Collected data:
|---|
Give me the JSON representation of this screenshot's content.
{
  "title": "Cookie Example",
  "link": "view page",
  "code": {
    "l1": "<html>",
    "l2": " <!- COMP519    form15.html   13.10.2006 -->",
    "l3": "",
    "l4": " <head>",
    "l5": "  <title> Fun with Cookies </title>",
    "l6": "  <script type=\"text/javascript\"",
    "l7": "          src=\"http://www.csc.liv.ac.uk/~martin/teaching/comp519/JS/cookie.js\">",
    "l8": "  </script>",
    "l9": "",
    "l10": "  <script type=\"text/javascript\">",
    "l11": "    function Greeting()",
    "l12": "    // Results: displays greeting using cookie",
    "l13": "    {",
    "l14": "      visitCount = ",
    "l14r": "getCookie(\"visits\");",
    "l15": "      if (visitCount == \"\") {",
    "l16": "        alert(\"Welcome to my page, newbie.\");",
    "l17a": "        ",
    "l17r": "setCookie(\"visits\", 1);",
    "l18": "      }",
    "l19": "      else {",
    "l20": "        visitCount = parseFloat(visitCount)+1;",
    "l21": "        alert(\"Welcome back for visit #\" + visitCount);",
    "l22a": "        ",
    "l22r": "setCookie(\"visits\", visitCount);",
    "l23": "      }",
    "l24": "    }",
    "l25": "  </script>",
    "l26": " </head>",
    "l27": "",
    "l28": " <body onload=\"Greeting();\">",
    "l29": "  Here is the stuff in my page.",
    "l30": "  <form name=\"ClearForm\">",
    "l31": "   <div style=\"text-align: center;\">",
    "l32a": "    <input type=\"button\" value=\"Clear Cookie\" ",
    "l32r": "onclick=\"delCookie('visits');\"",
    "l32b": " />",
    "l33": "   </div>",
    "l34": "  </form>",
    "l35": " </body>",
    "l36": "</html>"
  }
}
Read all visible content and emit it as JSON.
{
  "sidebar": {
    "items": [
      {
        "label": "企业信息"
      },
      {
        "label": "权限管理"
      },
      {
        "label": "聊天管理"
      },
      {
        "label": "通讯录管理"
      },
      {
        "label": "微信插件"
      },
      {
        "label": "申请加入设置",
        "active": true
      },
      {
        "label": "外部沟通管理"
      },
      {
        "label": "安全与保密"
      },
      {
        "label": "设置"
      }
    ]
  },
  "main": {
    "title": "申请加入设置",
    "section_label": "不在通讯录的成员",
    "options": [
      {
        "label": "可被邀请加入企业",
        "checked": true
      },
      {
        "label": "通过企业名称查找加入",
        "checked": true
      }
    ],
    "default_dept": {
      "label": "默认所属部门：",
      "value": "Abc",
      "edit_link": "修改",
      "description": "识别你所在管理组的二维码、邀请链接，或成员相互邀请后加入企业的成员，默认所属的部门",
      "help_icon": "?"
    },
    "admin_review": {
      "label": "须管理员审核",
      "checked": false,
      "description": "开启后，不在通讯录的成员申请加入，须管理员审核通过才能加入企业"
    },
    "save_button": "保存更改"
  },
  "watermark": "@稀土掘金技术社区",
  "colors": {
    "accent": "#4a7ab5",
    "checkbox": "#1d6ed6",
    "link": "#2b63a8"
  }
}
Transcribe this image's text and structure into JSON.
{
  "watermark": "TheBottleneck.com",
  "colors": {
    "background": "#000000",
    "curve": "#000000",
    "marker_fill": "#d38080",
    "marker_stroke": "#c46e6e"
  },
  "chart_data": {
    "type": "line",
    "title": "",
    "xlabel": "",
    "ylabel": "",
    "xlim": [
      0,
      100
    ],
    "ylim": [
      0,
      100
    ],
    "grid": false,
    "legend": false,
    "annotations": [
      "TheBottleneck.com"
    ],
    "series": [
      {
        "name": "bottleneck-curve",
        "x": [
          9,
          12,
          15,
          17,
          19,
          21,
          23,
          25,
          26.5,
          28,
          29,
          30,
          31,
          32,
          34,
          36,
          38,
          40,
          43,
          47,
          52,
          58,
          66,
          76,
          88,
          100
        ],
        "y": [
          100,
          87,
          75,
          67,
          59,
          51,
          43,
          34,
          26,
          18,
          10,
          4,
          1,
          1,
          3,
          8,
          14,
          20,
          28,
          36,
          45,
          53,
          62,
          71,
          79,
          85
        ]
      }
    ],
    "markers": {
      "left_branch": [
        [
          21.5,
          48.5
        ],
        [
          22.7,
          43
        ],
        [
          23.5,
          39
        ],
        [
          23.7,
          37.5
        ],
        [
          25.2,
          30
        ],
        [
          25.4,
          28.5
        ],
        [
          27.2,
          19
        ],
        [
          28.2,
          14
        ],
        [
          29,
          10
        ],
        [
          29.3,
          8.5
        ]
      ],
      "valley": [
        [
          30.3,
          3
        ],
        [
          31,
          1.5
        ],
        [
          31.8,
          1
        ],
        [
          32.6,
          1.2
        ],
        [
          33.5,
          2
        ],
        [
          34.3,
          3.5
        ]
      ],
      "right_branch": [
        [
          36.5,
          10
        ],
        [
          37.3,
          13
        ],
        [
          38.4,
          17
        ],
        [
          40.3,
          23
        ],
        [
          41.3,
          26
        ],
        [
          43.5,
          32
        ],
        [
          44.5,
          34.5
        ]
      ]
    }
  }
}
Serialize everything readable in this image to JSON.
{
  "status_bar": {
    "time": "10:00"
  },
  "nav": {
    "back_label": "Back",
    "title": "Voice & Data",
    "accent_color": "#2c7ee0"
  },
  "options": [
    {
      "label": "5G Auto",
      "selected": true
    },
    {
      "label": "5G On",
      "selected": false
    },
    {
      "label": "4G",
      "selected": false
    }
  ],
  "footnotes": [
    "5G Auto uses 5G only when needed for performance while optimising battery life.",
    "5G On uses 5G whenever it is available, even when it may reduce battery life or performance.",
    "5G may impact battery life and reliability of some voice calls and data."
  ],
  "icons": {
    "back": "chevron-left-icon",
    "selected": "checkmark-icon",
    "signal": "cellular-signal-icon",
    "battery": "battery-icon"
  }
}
|---|
■ Your goal
Extract all lines as given.

■ Correct answer
Give me the JSON representation of this screenshot's content.
{
  "title": "Cookie Example",
  "link": "view page",
  "code": {
    "l1": "<html>",
    "l2": " <!- COMP519    form15.html   13.10.2006 -->",
    "l3": "",
    "l4": " <head>",
    "l5": "  <title> Fun with Cookies </title>",
    "l6": "  <script type=\"text/javascript\"",
    "l7": "          src=\"http://www.csc.liv.ac.uk/~martin/teaching/comp519/JS/cookie.js\">",
    "l8": "  </script>",
    "l9": "",
    "l10": "  <script type=\"text/javascript\">",
    "l11": "    function Greeting()",
    "l12": "    // Results: displays greeting using cookie",
    "l13": "    {",
    "l14": "      visitCount = ",
    "l14r": "getCookie(\"visits\");",
    "l15": "      if (visitCount == \"\") {",
    "l16": "        alert(\"Welcome to my page, newbie.\");",
    "l17a": "        ",
    "l17r": "setCookie(\"visits\", 1);",
    "l18": "      }",
    "l19": "      else {",
    "l20": "        visitCount = parseFloat(visitCount)+1;",
    "l21": "        alert(\"Welcome back for visit #\" + visitCount);",
    "l22a": "        ",
    "l22r": "setCookie(\"visits\", visitCount);",
    "l23": "      }",
    "l24": "    }",
    "l25": "  </script>",
    "l26": " </head>",
    "l27": "",
    "l28": " <body onload=\"Greeting();\">",
    "l29": "  Here is the stuff in my page.",
    "l30": "  <form name=\"ClearForm\">",
    "l31": "   <div style=\"text-align: center;\">",
    "l32a": "    <input type=\"button\" value=\"Clear Cookie\" ",
    "l32r": "onclick=\"delCookie('visits');\"",
    "l32b": " />",
    "l33": "   </div>",
    "l34": "  </form>",
    "l35": " </body>",
    "l36": "</html>"
  }
}
Read all visible content and emit it as JSON.
{
  "sidebar": {
    "items": [
      {
        "label": "企业信息"
      },
      {
        "label": "权限管理"
      },
      {
        "label": "聊天管理"
      },
      {
        "label": "通讯录管理"
      },
      {
        "label": "微信插件"
      },
      {
        "label": "申请加入设置",
        "active": true
      },
      {
        "label": "外部沟通管理"
      },
      {
        "label": "安全与保密"
      },
      {
        "label": "设置"
      }
    ]
  },
  "main": {
    "title": "申请加入设置",
    "section_label": "不在通讯录的成员",
    "options": [
      {
        "label": "可被邀请加入企业",
        "checked": true
      },
      {
        "label": "通过企业名称查找加入",
        "checked": true
      }
    ],
    "default_dept": {
      "label": "默认所属部门：",
      "value": "Abc",
      "edit_link": "修改",
      "description": "识别你所在管理组的二维码、邀请链接，或成员相互邀请后加入企业的成员，默认所属的部门",
      "help_icon": "?"
    },
    "admin_review": {
      "label": "须管理员审核",
      "checked": false,
      "description": "开启后，不在通讯录的成员申请加入，须管理员审核通过才能加入企业"
    },
    "save_button": "保存更改"
  },
  "watermark": "@稀土掘金技术社区",
  "colors": {
    "accent": "#4a7ab5",
    "checkbox": "#1d6ed6",
    "link": "#2b63a8"
  }
}
Transcribe this image's text and structure into JSON.
{
  "watermark": "TheBottleneck.com",
  "colors": {
    "background": "#000000",
    "curve": "#000000",
    "marker_fill": "#d38080",
    "marker_stroke": "#c46e6e"
  },
  "chart_data": {
    "type": "line",
    "title": "",
    "xlabel": "",
    "ylabel": "",
    "xlim": [
      0,
      100
    ],
    "ylim": [
      0,
      100
    ],
    "grid": false,
    "legend": false,
    "annotations": [
      "TheBottleneck.com"
    ],
    "series": [
      {
        "name": "bottleneck-curve",
        "x": [
          9,
          12,
          15,
          17,
          19,
          21,
          23,
          25,
          26.5,
          28,
          29,
          30,
          31,
          32,
          34,
          36,
          38,
          40,
          43,
          47,
          52,
          58,
          66,
          76,
          88,
          100
        ],
        "y": [
          100,
          87,
          75,
          67,
          59,
          51,
          43,
          34,
          26,
          18,
          10,
          4,
          1,
          1,
          3,
          8,
          14,
          20,
          28,
          36,
          45,
          53,
          62,
          71,
          79,
          85
        ]
      }
    ],
    "markers": {
      "left_branch": [
        [
          21.5,
          48.5
        ],
        [
          22.7,
          43
        ],
        [
          23.5,
          39
        ],
        [
          23.7,
          37.5
        ],
        [
          25.2,
          30
        ],
        [
          25.4,
          28.5
        ],
        [
          27.2,
          19
        ],
        [
          28.2,
          14
        ],
        [
          29,
          10
        ],
        [
          29.3,
          8.5
        ]
      ],
      "valley": [
        [
          30.3,
          3
        ],
        [
          31,
          1.5
        ],
        [
          31.8,
          1
        ],
        [
          32.6,
          1.2
        ],
        [
          33.5,
          2
        ],
        [
          34.3,
          3.5
        ]
      ],
      "right_branch": [
        [
          36.5,
          10
        ],
        [
          37.3,
          13
        ],
        [
          38.4,
          17
        ],
        [
          40.3,
          23
        ],
        [
          41.3,
          26
        ],
        [
          43.5,
          32
        ],
        [
          44.5,
          34.5
        ]
      ]
    }
  }
}
Serialize everything readable in this image to JSON.
{
  "status_bar": {
    "time": "10:00"
  },
  "nav": {
    "back_label": "Back",
    "title": "Voice & Data",
    "accent_color": "#2c7ee0"
  },
  "options": [
    {
      "label": "5G Auto",
      "selected": true
    },
    {
      "label": "5G On",
      "selected": false
    },
    {
      "label": "4G",
      "selected": false
    }
  ],
  "footnotes": [
    "5G Auto uses 5G only when needed for performance while optimising battery life.",
    "5G On uses 5G whenever it is available, even when it may reduce battery life or performance.",
    "5G may impact battery life and reliability of some voice calls and data."
  ],
  "icons": {
    "back": "chevron-left-icon",
    "selected": "checkmark-icon",
    "signal": "cellular-signal-icon",
    "battery": "battery-icon"
  }
}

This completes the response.